• Stated task: The listing below should be printed exactly, every line of it. Skip the pictures.

☆ ☆ ☆

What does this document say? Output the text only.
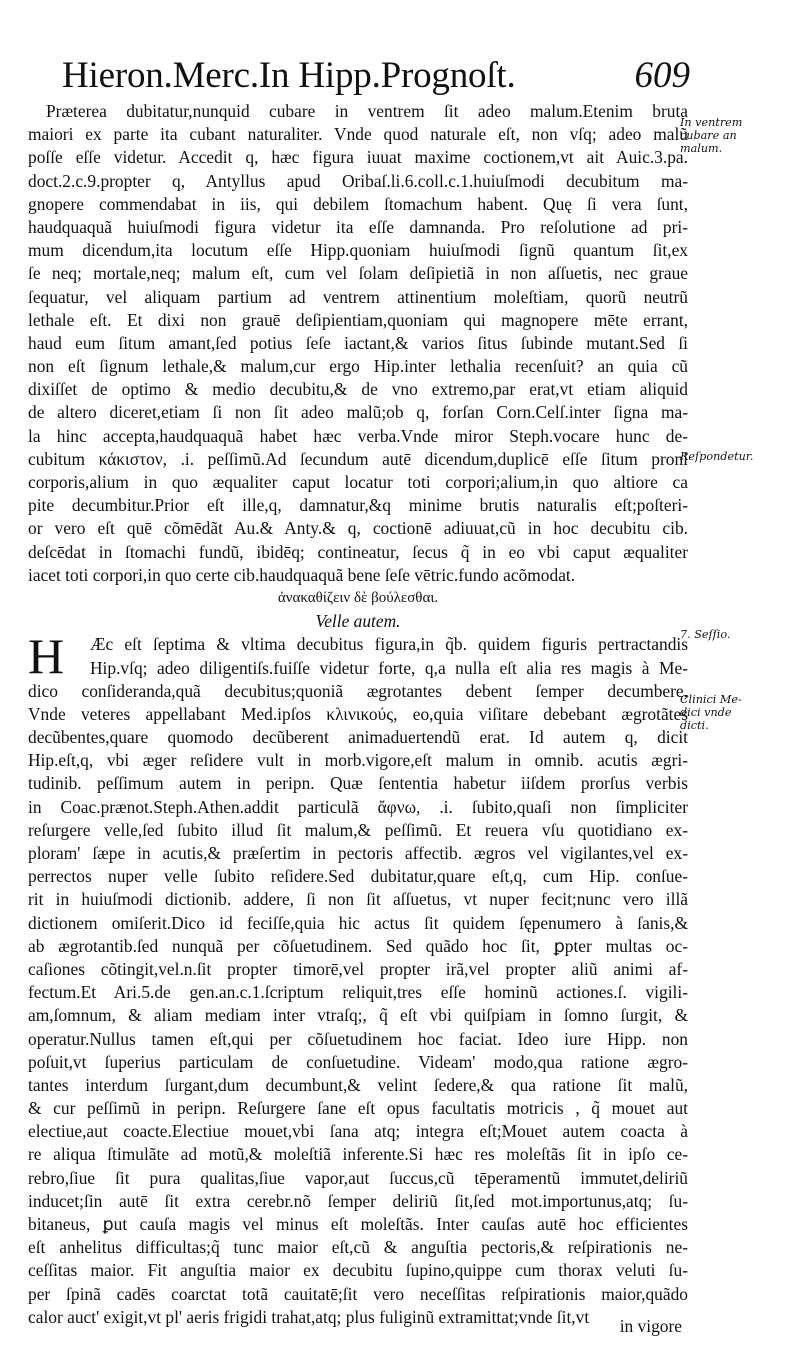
Hieron.Merc.In Hipp.Prognoſt.	609
Præterea dubitatur,nunquid cubare in ventrem ſit adeo malum.Etenim bruta
maiori ex parte ita cubant naturaliter. Vnde quod naturale eſt, non vſq; adeo malũ
poſſe eſſe videtur. Accedit q, hæc figura iuuat maxime coctionem,vt ait Auic.3.pa.
doct.2.c.9.propter q, Antyllus apud Oribaſ.li.6.coll.c.1.huiuſmodi decubitum ma-
gnopere commendabat in iis, qui debilem ſtomachum habent. Quę ſi vera ſunt,
haudquaquã huiuſmodi figura videtur ita eſſe damnanda. Pro reſolutione ad pri-
mum dicendum,ita locutum eſſe Hipp.quoniam huiuſmodi ſignũ quantum ſit,ex
ſe neq; mortale,neq; malum eſt, cum vel ſolam deſipietiã in non aſſuetis, nec graue
ſequatur, vel aliquam partium ad ventrem attinentium moleſtiam, quorũ neutrũ
lethale eſt. Et dixi non grauē deſipientiam,quoniam qui magnopere mēte errant,
haud eum ſitum amant,ſed potius ſeſe iactant,& varios ſitus ſubinde mutant.Sed ſi
non eſt ſignum lethale,& malum,cur ergo Hip.inter lethalia recenſuit? an quia cũ
dixiſſet de optimo & medio decubitu,& de vno extremo,par erat,vt etiam aliquid
de altero diceret,etiam ſi non ſit adeo malũ;ob q, forſan Corn.Celſ.inter ſigna ma-
la hinc accepta,haudquaquã habet hæc verba.Vnde miror Steph.vocare hunc de-
cubitum κάκιστον, .i. peſſimũ.Ad ſecundum autē dicendum,duplicē eſſe ſitum proni
corporis,alium in quo æqualiter caput locatur toti corpori;alium,in quo altiore ca
pite decumbitur.Prior eſt ille,q, damnatur,&q minime brutis naturalis eſt;poſteri-
or vero eſt quē cõmēdãt Au.& Anty.& q, coctionē adiuuat,cũ in hoc decubitu cib.
deſcēdat in ſtomachi fundũ, ibidēq; contineatur, ſecus q̃ in eo vbi caput æqualiter
iacet toti corpori,in quo certe cib.haudquaquã bene ſeſe vētric.fundo acõmodat.
ἀνακαθίζειν δὲ βούλεσθαι.
Velle autem.
H	Æc eſt ſeptima & vltima decubitus figura,in q̃b. quidem figuris pertractandis
Hip.vſq; adeo diligentiſs.fuiſſe videtur forte, q,a nulla eſt alia res magis à Me-
dico conſideranda,quã decubitus;quoniã ægrotantes debent ſemper decumbere,
Vnde veteres appellabant Med.ipſos κλινικούς, eo,quia viſitare debebant ægrotãtes
decũbentes,quare quomodo decũberent animaduertendũ erat. Id autem q, dicit
Hip.eſt,q, vbi æger reſidere vult in morb.vigore,eſt malum in omnib. acutis ægri-
tudinib. peſſimum autem in peripn. Quæ ſententia habetur iiſdem prorſus verbis
in Coac.prænot.Steph.Athen.addit particulã ἄφνω, .i. ſubito,quaſi non ſimpliciter
reſurgere velle,ſed ſubito illud ſit malum,& peſſimũ. Et reuera vſu quotidiano ex-
ploram' ſæpe in acutis,& præſertim in pectoris affectib. ægros vel vigilantes,vel ex-
perrectos nuper velle ſubito reſidere.Sed dubitatur,quare eſt,q, cum Hip. conſue-
rit in huiuſmodi dictionib. addere, ſi non ſit aſſuetus, vt nuper fecit;nunc vero illã
dictionem omiſerit.Dico id feciſſe,quia hic actus ſit quidem ſępenumero à ſanis,&
ab ægrotantib.ſed nunquã per cõſuetudinem. Sed quãdo hoc ſit, ꝑpter multas oc-
caſiones cõtingit,vel.n.ſit propter timorē,vel propter irã,vel propter aliũ animi af-
fectum.Et Ari.5.de gen.an.c.1.ſcriptum reliquit,tres eſſe hominũ actiones.ſ. vigili-
am,ſomnum, & aliam mediam inter vtraſq;, q̃ eſt vbi quiſpiam in ſomno ſurgit, &
operatur.Nullus tamen eſt,qui per cõſuetudinem hoc faciat. Ideo iure Hipp. non
poſuit,vt ſuperius particulam de conſuetudine. Videam' modo,qua ratione ægro-
tantes interdum ſurgant,dum decumbunt,& velint ſedere,& qua ratione ſit malũ,
& cur peſſimũ in peripn. Reſurgere ſane eſt opus facultatis motricis , q̃ mouet aut
electiue,aut coacte.Electiue mouet,vbi ſana atq; integra eſt;Mouet autem coacta à
re aliqua ſtimulãte ad motũ,& moleſtiã inferente.Si hæc res moleſtãs ſit in ipſo ce-
rebro,ſiue ſit pura qualitas,ſiue vapor,aut ſuccus,cũ tēperamentũ immutet,deliriũ
inducet;ſin autē ſit extra cerebr.nõ ſemper deliriũ ſit,ſed mot.importunus,atq; ſu-
bitaneus, ꝑut cauſa magis vel minus eſt moleſtãs. Inter cauſas autē hoc efficientes
eſt anhelitus difficultas;q̃ tunc maior eſt,cũ & anguſtia pectoris,& reſpirationis ne-
ceſſitas maior. Fit anguſtia maior ex decubitu ſupino,quippe cum thorax veluti ſu-
per ſpinã cadēs coarctat totã cauitatē;ſit vero neceſſitas reſpirationis maior,quãdo
calor auct' exigit,vt pl' aeris frigidi trahat,atq; plus fuliginũ extramittat;vnde ſit,vt
In ventrem
cubare an
malum.
Reſpondetur.
7. Seſſio.
Clinici Me-
dici vnde
dicti.
in vigore
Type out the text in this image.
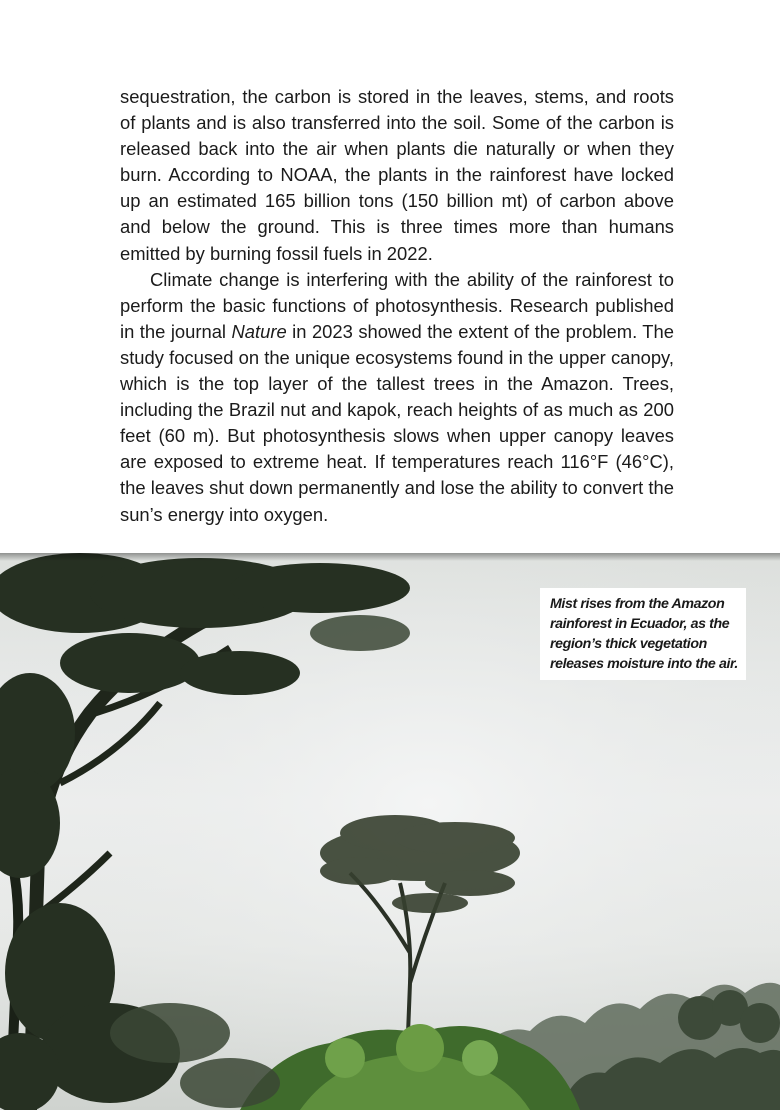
sequestration, the carbon is stored in the leaves, stems, and roots of plants and is also transferred into the soil. Some of the carbon is released back into the air when plants die naturally or when they burn. According to NOAA, the plants in the rainforest have locked up an estimated 165 billion tons (150 billion mt) of carbon above and below the ground. This is three times more than humans emitted by burning fossil fuels in 2022.

Climate change is interfering with the ability of the rainforest to perform the basic functions of photosynthesis. Research published in the journal Nature in 2023 showed the extent of the problem. The study focused on the unique ecosystems found in the upper canopy, which is the top layer of the tallest trees in the Amazon. Trees, including the Brazil nut and kapok, reach heights of as much as 200 feet (60 m). But photosynthesis slows when upper canopy leaves are exposed to extreme heat. If temperatures reach 116°F (46°C), the leaves shut down permanently and lose the ability to convert the sun’s energy into oxygen.

Mist rises from the Amazon rainforest in Ecuador, as the region’s thick vegetation releases moisture into the air.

☆ ☆ ☆

• Output:
What does this document say? Output the text only.
Hieron.Merc.In Hipp.Prognoſt.	609
Præterea dubitatur,nunquid cubare in ventrem ſit adeo malum.Etenim bruta
maiori ex parte ita cubant naturaliter. Vnde quod naturale eſt, non vſq; adeo malũ
poſſe eſſe videtur. Accedit q, hæc figura iuuat maxime coctionem,vt ait Auic.3.pa.
doct.2.c.9.propter q, Antyllus apud Oribaſ.li.6.coll.c.1.huiuſmodi decubitum ma-
gnopere commendabat in iis, qui debilem ſtomachum habent. Quę ſi vera ſunt,
haudquaquã huiuſmodi figura videtur ita eſſe damnanda. Pro reſolutione ad pri-
mum dicendum,ita locutum eſſe Hipp.quoniam huiuſmodi ſignũ quantum ſit,ex
ſe neq; mortale,neq; malum eſt, cum vel ſolam deſipietiã in non aſſuetis, nec graue
ſequatur, vel aliquam partium ad ventrem attinentium moleſtiam, quorũ neutrũ
lethale eſt. Et dixi non grauē deſipientiam,quoniam qui magnopere mēte errant,
haud eum ſitum amant,ſed potius ſeſe iactant,& varios ſitus ſubinde mutant.Sed ſi
non eſt ſignum lethale,& malum,cur ergo Hip.inter lethalia recenſuit? an quia cũ
dixiſſet de optimo & medio decubitu,& de vno extremo,par erat,vt etiam aliquid
de altero diceret,etiam ſi non ſit adeo malũ;ob q, forſan Corn.Celſ.inter ſigna ma-
la hinc accepta,haudquaquã habet hæc verba.Vnde miror Steph.vocare hunc de-
cubitum κάκιστον, .i. peſſimũ.Ad ſecundum autē dicendum,duplicē eſſe ſitum proni
corporis,alium in quo æqualiter caput locatur toti corpori;alium,in quo altiore ca
pite decumbitur.Prior eſt ille,q, damnatur,&q minime brutis naturalis eſt;poſteri-
or vero eſt quē cõmēdãt Au.& Anty.& q, coctionē adiuuat,cũ in hoc decubitu cib.
deſcēdat in ſtomachi fundũ, ibidēq; contineatur, ſecus q̃ in eo vbi caput æqualiter
iacet toti corpori,in quo certe cib.haudquaquã bene ſeſe vētric.fundo acõmodat.
ἀνακαθίζειν δὲ βούλεσθαι.
Velle autem.
H	Æc eſt ſeptima & vltima decubitus figura,in q̃b. quidem figuris pertractandis
Hip.vſq; adeo diligentiſs.fuiſſe videtur forte, q,a nulla eſt alia res magis à Me-
dico conſideranda,quã decubitus;quoniã ægrotantes debent ſemper decumbere,
Vnde veteres appellabant Med.ipſos κλινικούς, eo,quia viſitare debebant ægrotãtes
decũbentes,quare quomodo decũberent animaduertendũ erat. Id autem q, dicit
Hip.eſt,q, vbi æger reſidere vult in morb.vigore,eſt malum in omnib. acutis ægri-
tudinib. peſſimum autem in peripn. Quæ ſententia habetur iiſdem prorſus verbis
in Coac.prænot.Steph.Athen.addit particulã ἄφνω, .i. ſubito,quaſi non ſimpliciter
reſurgere velle,ſed ſubito illud ſit malum,& peſſimũ. Et reuera vſu quotidiano ex-
ploram' ſæpe in acutis,& præſertim in pectoris affectib. ægros vel vigilantes,vel ex-
perrectos nuper velle ſubito reſidere.Sed dubitatur,quare eſt,q, cum Hip. conſue-
rit in huiuſmodi dictionib. addere, ſi non ſit aſſuetus, vt nuper fecit;nunc vero illã
dictionem omiſerit.Dico id feciſſe,quia hic actus ſit quidem ſępenumero à ſanis,&
ab ægrotantib.ſed nunquã per cõſuetudinem. Sed quãdo hoc ſit, ꝑpter multas oc-
caſiones cõtingit,vel.n.ſit propter timorē,vel propter irã,vel propter aliũ animi af-
fectum.Et Ari.5.de gen.an.c.1.ſcriptum reliquit,tres eſſe hominũ actiones.ſ. vigili-
am,ſomnum, & aliam mediam inter vtraſq;, q̃ eſt vbi quiſpiam in ſomno ſurgit, &
operatur.Nullus tamen eſt,qui per cõſuetudinem hoc faciat. Ideo iure Hipp. non
poſuit,vt ſuperius particulam de conſuetudine. Videam' modo,qua ratione ægro-
tantes interdum ſurgant,dum decumbunt,& velint ſedere,& qua ratione ſit malũ,
& cur peſſimũ in peripn. Reſurgere ſane eſt opus facultatis motricis , q̃ mouet aut
electiue,aut coacte.Electiue mouet,vbi ſana atq; integra eſt;Mouet autem coacta à
re aliqua ſtimulãte ad motũ,& moleſtiã inferente.Si hæc res moleſtãs ſit in ipſo ce-
rebro,ſiue ſit pura qualitas,ſiue vapor,aut ſuccus,cũ tēperamentũ immutet,deliriũ
inducet;ſin autē ſit extra cerebr.nõ ſemper deliriũ ſit,ſed mot.importunus,atq; ſu-
bitaneus, ꝑut cauſa magis vel minus eſt moleſtãs. Inter cauſas autē hoc efficientes
eſt anhelitus difficultas;q̃ tunc maior eſt,cũ & anguſtia pectoris,& reſpirationis ne-
ceſſitas maior. Fit anguſtia maior ex decubitu ſupino,quippe cum thorax veluti ſu-
per ſpinã cadēs coarctat totã cauitatē;ſit vero neceſſitas reſpirationis maior,quãdo
calor auct' exigit,vt pl' aeris frigidi trahat,atq; plus fuliginũ extramittat;vnde ſit,vt
In ventrem
cubare an
malum.
Reſpondetur.
7. Seſſio.
Clinici Me-
dici vnde
dicti.
in vigore
Type out the text in this image.
sequestration, the carbon is stored in the leaves, stems, and roots of plants and is also transferred into the soil. Some of the carbon is released back into the air when plants die naturally or when they burn. According to NOAA, the plants in the rainforest have locked up an estimated 165 billion tons (150 billion mt) of carbon above and below the ground. This is three times more than humans emitted by burning fossil fuels in 2022.

Climate change is interfering with the ability of the rainforest to perform the basic functions of photosynthesis. Research published in the journal Nature in 2023 showed the extent of the problem. The study focused on the unique ecosystems found in the upper canopy, which is the top layer of the tallest trees in the Amazon. Trees, including the Brazil nut and kapok, reach heights of as much as 200 feet (60 m). But photosynthesis slows when upper canopy leaves are exposed to extreme heat. If temperatures reach 116°F (46°C), the leaves shut down permanently and lose the ability to convert the sun’s energy into oxygen.

Mist rises from the Amazon rainforest in Ecuador, as the region’s thick vegetation releases moisture into the air.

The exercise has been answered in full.